**WORK TO DO**
Write out exactly the lines running from the one that contains "Convert this document image to plain text." through the end of the material.

**EXERCISE INPUTS**
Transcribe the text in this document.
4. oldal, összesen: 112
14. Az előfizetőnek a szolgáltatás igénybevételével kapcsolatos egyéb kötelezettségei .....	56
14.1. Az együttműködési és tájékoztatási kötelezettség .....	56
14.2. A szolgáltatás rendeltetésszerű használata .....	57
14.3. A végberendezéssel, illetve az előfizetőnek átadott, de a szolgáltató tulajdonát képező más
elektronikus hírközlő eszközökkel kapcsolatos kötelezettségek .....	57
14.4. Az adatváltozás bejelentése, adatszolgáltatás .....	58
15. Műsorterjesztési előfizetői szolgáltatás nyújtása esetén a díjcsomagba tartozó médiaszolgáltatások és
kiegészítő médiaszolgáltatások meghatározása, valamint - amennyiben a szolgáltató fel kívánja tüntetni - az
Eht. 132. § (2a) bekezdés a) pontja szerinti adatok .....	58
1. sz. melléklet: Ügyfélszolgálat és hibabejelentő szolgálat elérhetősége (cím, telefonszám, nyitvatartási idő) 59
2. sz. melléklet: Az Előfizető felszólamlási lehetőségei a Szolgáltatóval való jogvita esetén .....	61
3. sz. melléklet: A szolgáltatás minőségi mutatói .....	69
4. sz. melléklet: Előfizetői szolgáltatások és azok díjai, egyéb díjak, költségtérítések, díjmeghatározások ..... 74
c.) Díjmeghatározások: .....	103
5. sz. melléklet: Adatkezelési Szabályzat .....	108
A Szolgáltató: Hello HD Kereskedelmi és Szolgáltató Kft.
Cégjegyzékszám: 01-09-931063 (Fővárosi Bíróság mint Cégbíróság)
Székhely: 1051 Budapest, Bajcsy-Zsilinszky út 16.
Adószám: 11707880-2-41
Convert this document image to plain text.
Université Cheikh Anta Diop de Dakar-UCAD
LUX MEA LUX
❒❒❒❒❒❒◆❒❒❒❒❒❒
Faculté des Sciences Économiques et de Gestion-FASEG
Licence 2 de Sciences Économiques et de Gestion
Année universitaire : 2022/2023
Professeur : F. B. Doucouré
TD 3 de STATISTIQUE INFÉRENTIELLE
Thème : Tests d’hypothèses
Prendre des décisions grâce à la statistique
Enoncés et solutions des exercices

**OUTPUT BELOW**
Convert this document image to plain text.
Université Cheikh Anta Diop de Dakar-UCAD
LUX MEA LUX
❒❒❒❒❒❒◆❒❒❒❒❒❒
Faculté des Sciences Économiques et de Gestion-FASEG
Licence 2 de Sciences Économiques et de Gestion
Année universitaire : 2022/2023
Professeur : F. B. Doucouré
TD 3 de STATISTIQUE INFÉRENTIELLE
Thème : Tests d’hypothèses
Prendre des décisions grâce à la statistique
Enoncés et solutions des exercices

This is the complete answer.